BEGIN Extracted entries

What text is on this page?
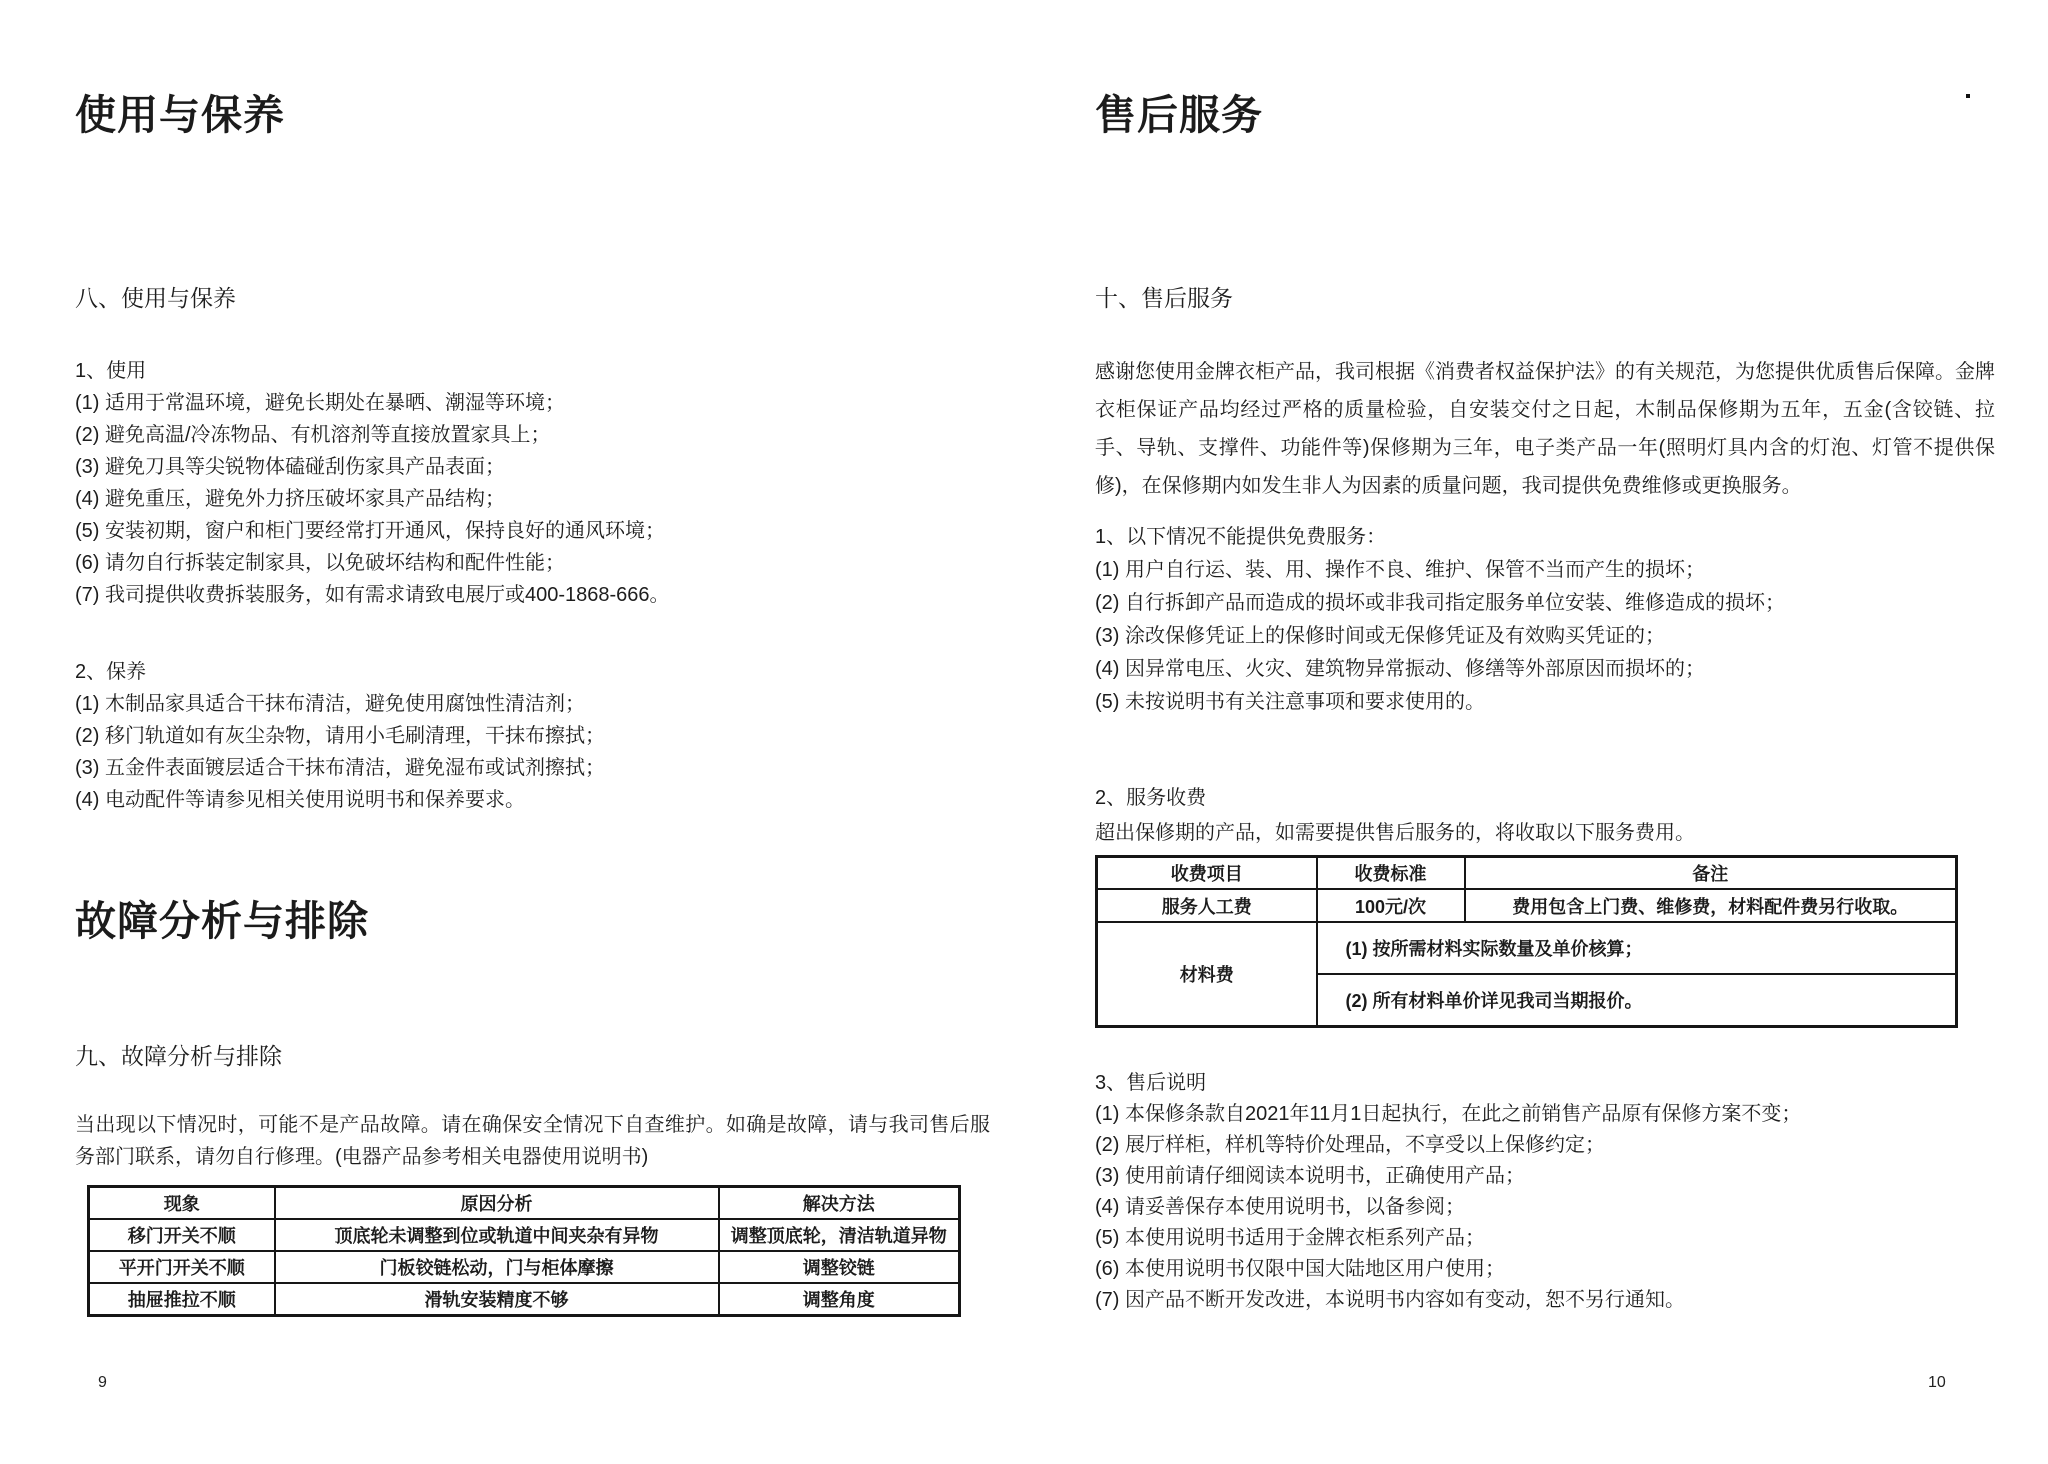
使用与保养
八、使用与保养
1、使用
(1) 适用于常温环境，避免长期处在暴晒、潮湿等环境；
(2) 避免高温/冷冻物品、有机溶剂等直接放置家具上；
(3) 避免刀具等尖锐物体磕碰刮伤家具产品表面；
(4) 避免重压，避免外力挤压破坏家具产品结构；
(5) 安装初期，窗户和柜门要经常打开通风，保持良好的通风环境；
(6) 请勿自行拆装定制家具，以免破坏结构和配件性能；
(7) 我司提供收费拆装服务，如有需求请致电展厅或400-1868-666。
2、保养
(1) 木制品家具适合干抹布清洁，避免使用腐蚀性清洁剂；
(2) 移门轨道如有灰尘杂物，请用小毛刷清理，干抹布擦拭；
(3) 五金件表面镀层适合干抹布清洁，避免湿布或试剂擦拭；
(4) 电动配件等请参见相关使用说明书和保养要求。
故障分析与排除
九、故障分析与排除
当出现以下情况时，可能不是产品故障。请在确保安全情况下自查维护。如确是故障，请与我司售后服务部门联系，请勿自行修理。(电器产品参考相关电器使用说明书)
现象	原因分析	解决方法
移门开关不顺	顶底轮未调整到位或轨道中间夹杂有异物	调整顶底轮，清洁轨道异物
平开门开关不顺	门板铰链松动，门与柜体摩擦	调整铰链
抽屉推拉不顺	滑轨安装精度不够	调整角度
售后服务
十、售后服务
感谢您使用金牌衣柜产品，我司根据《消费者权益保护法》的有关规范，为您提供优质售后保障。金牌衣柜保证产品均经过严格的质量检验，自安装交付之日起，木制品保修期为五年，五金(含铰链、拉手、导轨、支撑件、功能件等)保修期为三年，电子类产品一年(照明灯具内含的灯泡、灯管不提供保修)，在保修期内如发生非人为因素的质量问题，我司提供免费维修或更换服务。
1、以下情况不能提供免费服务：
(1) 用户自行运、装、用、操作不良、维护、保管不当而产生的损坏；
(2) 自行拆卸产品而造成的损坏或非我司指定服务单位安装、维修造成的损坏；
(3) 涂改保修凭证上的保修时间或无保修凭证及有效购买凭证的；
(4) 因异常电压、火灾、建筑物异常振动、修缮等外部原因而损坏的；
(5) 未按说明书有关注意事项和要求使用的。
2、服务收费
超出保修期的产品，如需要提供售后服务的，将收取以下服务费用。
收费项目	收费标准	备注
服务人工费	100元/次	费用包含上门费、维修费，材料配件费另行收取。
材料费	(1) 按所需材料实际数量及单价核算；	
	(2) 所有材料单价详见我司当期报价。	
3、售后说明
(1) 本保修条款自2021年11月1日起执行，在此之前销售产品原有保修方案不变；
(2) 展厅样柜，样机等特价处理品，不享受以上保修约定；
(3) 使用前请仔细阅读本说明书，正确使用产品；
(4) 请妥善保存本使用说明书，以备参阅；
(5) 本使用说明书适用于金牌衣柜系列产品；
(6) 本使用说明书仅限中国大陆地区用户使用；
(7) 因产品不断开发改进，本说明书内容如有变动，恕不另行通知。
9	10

END Extracted entries
BEGIN Extracted entries

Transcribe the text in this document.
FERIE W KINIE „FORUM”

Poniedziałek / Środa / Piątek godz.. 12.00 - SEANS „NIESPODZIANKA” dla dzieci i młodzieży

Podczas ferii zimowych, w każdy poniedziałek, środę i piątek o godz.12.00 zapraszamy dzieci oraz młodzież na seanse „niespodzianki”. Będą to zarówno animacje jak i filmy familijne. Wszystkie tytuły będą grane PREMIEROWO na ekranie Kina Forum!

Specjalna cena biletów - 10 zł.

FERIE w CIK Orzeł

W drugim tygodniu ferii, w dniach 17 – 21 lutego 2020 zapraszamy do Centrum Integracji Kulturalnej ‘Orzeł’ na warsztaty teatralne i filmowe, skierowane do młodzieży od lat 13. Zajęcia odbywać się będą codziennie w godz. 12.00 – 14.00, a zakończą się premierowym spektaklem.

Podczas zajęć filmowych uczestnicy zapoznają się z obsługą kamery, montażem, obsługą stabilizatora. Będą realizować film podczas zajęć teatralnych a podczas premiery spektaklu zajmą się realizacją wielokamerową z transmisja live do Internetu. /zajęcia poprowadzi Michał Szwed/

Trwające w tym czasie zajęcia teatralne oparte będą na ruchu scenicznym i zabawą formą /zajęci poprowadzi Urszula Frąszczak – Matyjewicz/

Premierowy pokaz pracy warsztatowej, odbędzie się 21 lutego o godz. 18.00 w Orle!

END Extracted entries

▸ **Short exercise**: Where a line above holds the string "młodzieży", show that line.

▸ **Final answer**:
Poniedziałek / Środa / Piątek godz.. 12.00 - SEANS „NIESPODZIANKA” dla dzieci i młodzieży
W drugim tygodniu ferii, w dniach 17 – 21 lutego 2020 zapraszamy do Centrum Integracji Kulturalnej ‘Orzeł’ na warsztaty teatralne i filmowe, skierowane do młodzieży od lat 13. Zajęcia odbywać się będą codziennie w godz. 12.00 – 14.00, a zakończą się premierowym spektaklem.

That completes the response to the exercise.